(Data records)

__________

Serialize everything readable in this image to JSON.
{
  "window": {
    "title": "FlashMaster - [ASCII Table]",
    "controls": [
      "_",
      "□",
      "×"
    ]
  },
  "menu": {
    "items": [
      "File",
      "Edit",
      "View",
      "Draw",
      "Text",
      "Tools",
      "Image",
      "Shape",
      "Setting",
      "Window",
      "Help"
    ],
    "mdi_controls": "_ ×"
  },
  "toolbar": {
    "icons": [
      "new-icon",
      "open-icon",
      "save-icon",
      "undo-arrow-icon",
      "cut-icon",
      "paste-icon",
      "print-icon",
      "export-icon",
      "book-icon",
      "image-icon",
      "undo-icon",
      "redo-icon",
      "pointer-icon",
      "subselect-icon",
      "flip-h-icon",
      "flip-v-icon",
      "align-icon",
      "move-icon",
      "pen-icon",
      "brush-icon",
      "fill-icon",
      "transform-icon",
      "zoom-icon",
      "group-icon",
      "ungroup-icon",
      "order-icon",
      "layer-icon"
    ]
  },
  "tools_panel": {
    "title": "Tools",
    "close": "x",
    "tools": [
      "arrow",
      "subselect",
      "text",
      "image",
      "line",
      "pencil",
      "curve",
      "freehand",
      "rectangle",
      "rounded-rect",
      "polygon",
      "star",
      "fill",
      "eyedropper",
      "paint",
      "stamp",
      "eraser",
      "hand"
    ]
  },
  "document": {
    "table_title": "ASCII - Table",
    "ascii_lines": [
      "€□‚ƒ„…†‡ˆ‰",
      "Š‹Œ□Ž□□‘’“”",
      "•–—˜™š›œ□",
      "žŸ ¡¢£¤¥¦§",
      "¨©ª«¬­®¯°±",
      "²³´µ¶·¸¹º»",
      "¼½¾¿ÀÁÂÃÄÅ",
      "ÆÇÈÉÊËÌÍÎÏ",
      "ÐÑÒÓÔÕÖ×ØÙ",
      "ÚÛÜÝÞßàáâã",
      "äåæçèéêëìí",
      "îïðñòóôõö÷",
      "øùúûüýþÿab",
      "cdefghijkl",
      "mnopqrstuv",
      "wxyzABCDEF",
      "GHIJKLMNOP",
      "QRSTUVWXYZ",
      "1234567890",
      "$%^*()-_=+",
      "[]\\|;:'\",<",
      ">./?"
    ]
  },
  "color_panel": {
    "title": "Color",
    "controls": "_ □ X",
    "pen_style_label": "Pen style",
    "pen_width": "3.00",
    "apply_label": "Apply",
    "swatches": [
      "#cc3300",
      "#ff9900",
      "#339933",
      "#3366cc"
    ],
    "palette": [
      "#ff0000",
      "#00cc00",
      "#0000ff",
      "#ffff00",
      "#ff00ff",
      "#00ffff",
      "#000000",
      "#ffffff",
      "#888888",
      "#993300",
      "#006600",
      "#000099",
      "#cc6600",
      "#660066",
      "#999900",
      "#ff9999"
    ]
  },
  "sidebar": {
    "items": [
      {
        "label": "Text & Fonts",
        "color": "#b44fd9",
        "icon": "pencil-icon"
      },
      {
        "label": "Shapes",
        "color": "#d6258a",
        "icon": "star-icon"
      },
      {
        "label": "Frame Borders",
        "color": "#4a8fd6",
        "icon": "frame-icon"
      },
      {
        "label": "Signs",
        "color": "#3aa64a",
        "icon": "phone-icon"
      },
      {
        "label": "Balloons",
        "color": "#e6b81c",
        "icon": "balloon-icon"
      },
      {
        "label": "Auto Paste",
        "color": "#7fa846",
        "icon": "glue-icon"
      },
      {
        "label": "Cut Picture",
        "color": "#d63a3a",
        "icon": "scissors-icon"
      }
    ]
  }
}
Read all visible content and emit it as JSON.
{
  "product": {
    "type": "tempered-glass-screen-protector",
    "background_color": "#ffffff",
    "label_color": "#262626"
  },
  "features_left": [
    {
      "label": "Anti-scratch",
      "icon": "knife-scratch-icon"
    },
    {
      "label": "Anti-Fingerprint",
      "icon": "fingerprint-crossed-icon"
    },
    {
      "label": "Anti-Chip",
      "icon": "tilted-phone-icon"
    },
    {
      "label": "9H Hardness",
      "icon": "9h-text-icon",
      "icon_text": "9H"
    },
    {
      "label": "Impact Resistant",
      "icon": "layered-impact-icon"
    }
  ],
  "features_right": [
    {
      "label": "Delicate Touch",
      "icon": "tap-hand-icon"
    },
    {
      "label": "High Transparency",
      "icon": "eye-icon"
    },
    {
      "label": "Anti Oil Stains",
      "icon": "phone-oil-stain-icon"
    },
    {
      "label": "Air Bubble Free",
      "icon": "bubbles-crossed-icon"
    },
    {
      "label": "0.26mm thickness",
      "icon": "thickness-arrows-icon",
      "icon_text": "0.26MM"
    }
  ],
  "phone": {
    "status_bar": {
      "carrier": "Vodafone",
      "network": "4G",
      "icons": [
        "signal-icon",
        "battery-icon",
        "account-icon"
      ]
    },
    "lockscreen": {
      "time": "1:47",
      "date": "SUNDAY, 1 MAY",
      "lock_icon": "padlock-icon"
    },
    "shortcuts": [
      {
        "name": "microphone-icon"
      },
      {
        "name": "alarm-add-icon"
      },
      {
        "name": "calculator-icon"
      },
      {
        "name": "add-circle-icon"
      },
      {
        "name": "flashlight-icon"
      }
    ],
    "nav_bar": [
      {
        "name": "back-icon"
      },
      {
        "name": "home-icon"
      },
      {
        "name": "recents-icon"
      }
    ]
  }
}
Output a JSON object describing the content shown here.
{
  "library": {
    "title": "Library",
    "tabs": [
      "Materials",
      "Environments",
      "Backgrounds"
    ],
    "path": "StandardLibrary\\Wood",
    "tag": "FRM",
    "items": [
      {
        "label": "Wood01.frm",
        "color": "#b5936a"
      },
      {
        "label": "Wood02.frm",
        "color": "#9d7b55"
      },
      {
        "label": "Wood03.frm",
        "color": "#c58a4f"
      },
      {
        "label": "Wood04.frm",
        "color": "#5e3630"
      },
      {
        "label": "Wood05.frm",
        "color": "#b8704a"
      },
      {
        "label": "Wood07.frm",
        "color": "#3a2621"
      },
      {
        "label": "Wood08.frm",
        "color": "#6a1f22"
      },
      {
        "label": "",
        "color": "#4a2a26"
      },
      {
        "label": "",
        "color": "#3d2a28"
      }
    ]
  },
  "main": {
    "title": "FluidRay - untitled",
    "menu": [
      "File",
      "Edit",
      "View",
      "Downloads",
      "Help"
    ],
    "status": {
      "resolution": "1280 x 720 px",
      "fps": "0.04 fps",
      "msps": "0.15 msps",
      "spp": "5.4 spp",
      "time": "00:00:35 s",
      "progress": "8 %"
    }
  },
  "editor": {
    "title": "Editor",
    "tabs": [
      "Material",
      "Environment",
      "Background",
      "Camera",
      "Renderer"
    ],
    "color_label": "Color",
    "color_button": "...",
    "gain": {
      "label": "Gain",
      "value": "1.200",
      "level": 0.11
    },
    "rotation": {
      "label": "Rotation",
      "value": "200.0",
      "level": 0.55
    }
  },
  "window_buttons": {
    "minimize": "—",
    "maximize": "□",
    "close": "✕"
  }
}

__________

### SHORT TASK
Reproduce the records word for word.

### SOLUTION TO THE EXERCISE
Serialize everything readable in this image to JSON.
{
  "window": {
    "title": "FlashMaster - [ASCII Table]",
    "controls": [
      "_",
      "□",
      "×"
    ]
  },
  "menu": {
    "items": [
      "File",
      "Edit",
      "View",
      "Draw",
      "Text",
      "Tools",
      "Image",
      "Shape",
      "Setting",
      "Window",
      "Help"
    ],
    "mdi_controls": "_ ×"
  },
  "toolbar": {
    "icons": [
      "new-icon",
      "open-icon",
      "save-icon",
      "undo-arrow-icon",
      "cut-icon",
      "paste-icon",
      "print-icon",
      "export-icon",
      "book-icon",
      "image-icon",
      "undo-icon",
      "redo-icon",
      "pointer-icon",
      "subselect-icon",
      "flip-h-icon",
      "flip-v-icon",
      "align-icon",
      "move-icon",
      "pen-icon",
      "brush-icon",
      "fill-icon",
      "transform-icon",
      "zoom-icon",
      "group-icon",
      "ungroup-icon",
      "order-icon",
      "layer-icon"
    ]
  },
  "tools_panel": {
    "title": "Tools",
    "close": "x",
    "tools": [
      "arrow",
      "subselect",
      "text",
      "image",
      "line",
      "pencil",
      "curve",
      "freehand",
      "rectangle",
      "rounded-rect",
      "polygon",
      "star",
      "fill",
      "eyedropper",
      "paint",
      "stamp",
      "eraser",
      "hand"
    ]
  },
  "document": {
    "table_title": "ASCII - Table",
    "ascii_lines": [
      "€□‚ƒ„…†‡ˆ‰",
      "Š‹Œ□Ž□□‘’“”",
      "•–—˜™š›œ□",
      "žŸ ¡¢£¤¥¦§",
      "¨©ª«¬­®¯°±",
      "²³´µ¶·¸¹º»",
      "¼½¾¿ÀÁÂÃÄÅ",
      "ÆÇÈÉÊËÌÍÎÏ",
      "ÐÑÒÓÔÕÖ×ØÙ",
      "ÚÛÜÝÞßàáâã",
      "äåæçèéêëìí",
      "îïðñòóôõö÷",
      "øùúûüýþÿab",
      "cdefghijkl",
      "mnopqrstuv",
      "wxyzABCDEF",
      "GHIJKLMNOP",
      "QRSTUVWXYZ",
      "1234567890",
      "$%^*()-_=+",
      "[]\\|;:'\",<",
      ">./?"
    ]
  },
  "color_panel": {
    "title": "Color",
    "controls": "_ □ X",
    "pen_style_label": "Pen style",
    "pen_width": "3.00",
    "apply_label": "Apply",
    "swatches": [
      "#cc3300",
      "#ff9900",
      "#339933",
      "#3366cc"
    ],
    "palette": [
      "#ff0000",
      "#00cc00",
      "#0000ff",
      "#ffff00",
      "#ff00ff",
      "#00ffff",
      "#000000",
      "#ffffff",
      "#888888",
      "#993300",
      "#006600",
      "#000099",
      "#cc6600",
      "#660066",
      "#999900",
      "#ff9999"
    ]
  },
  "sidebar": {
    "items": [
      {
        "label": "Text & Fonts",
        "color": "#b44fd9",
        "icon": "pencil-icon"
      },
      {
        "label": "Shapes",
        "color": "#d6258a",
        "icon": "star-icon"
      },
      {
        "label": "Frame Borders",
        "color": "#4a8fd6",
        "icon": "frame-icon"
      },
      {
        "label": "Signs",
        "color": "#3aa64a",
        "icon": "phone-icon"
      },
      {
        "label": "Balloons",
        "color": "#e6b81c",
        "icon": "balloon-icon"
      },
      {
        "label": "Auto Paste",
        "color": "#7fa846",
        "icon": "glue-icon"
      },
      {
        "label": "Cut Picture",
        "color": "#d63a3a",
        "icon": "scissors-icon"
      }
    ]
  }
}
Read all visible content and emit it as JSON.
{
  "product": {
    "type": "tempered-glass-screen-protector",
    "background_color": "#ffffff",
    "label_color": "#262626"
  },
  "features_left": [
    {
      "label": "Anti-scratch",
      "icon": "knife-scratch-icon"
    },
    {
      "label": "Anti-Fingerprint",
      "icon": "fingerprint-crossed-icon"
    },
    {
      "label": "Anti-Chip",
      "icon": "tilted-phone-icon"
    },
    {
      "label": "9H Hardness",
      "icon": "9h-text-icon",
      "icon_text": "9H"
    },
    {
      "label": "Impact Resistant",
      "icon": "layered-impact-icon"
    }
  ],
  "features_right": [
    {
      "label": "Delicate Touch",
      "icon": "tap-hand-icon"
    },
    {
      "label": "High Transparency",
      "icon": "eye-icon"
    },
    {
      "label": "Anti Oil Stains",
      "icon": "phone-oil-stain-icon"
    },
    {
      "label": "Air Bubble Free",
      "icon": "bubbles-crossed-icon"
    },
    {
      "label": "0.26mm thickness",
      "icon": "thickness-arrows-icon",
      "icon_text": "0.26MM"
    }
  ],
  "phone": {
    "status_bar": {
      "carrier": "Vodafone",
      "network": "4G",
      "icons": [
        "signal-icon",
        "battery-icon",
        "account-icon"
      ]
    },
    "lockscreen": {
      "time": "1:47",
      "date": "SUNDAY, 1 MAY",
      "lock_icon": "padlock-icon"
    },
    "shortcuts": [
      {
        "name": "microphone-icon"
      },
      {
        "name": "alarm-add-icon"
      },
      {
        "name": "calculator-icon"
      },
      {
        "name": "add-circle-icon"
      },
      {
        "name": "flashlight-icon"
      }
    ],
    "nav_bar": [
      {
        "name": "back-icon"
      },
      {
        "name": "home-icon"
      },
      {
        "name": "recents-icon"
      }
    ]
  }
}
Output a JSON object describing the content shown here.
{
  "library": {
    "title": "Library",
    "tabs": [
      "Materials",
      "Environments",
      "Backgrounds"
    ],
    "path": "StandardLibrary\\Wood",
    "tag": "FRM",
    "items": [
      {
        "label": "Wood01.frm",
        "color": "#b5936a"
      },
      {
        "label": "Wood02.frm",
        "color": "#9d7b55"
      },
      {
        "label": "Wood03.frm",
        "color": "#c58a4f"
      },
      {
        "label": "Wood04.frm",
        "color": "#5e3630"
      },
      {
        "label": "Wood05.frm",
        "color": "#b8704a"
      },
      {
        "label": "Wood07.frm",
        "color": "#3a2621"
      },
      {
        "label": "Wood08.frm",
        "color": "#6a1f22"
      },
      {
        "label": "",
        "color": "#4a2a26"
      },
      {
        "label": "",
        "color": "#3d2a28"
      }
    ]
  },
  "main": {
    "title": "FluidRay - untitled",
    "menu": [
      "File",
      "Edit",
      "View",
      "Downloads",
      "Help"
    ],
    "status": {
      "resolution": "1280 x 720 px",
      "fps": "0.04 fps",
      "msps": "0.15 msps",
      "spp": "5.4 spp",
      "time": "00:00:35 s",
      "progress": "8 %"
    }
  },
  "editor": {
    "title": "Editor",
    "tabs": [
      "Material",
      "Environment",
      "Background",
      "Camera",
      "Renderer"
    ],
    "color_label": "Color",
    "color_button": "...",
    "gain": {
      "label": "Gain",
      "value": "1.200",
      "level": 0.11
    },
    "rotation": {
      "label": "Rotation",
      "value": "200.0",
      "level": 0.55
    }
  },
  "window_buttons": {
    "minimize": "—",
    "maximize": "□",
    "close": "✕"
  }
}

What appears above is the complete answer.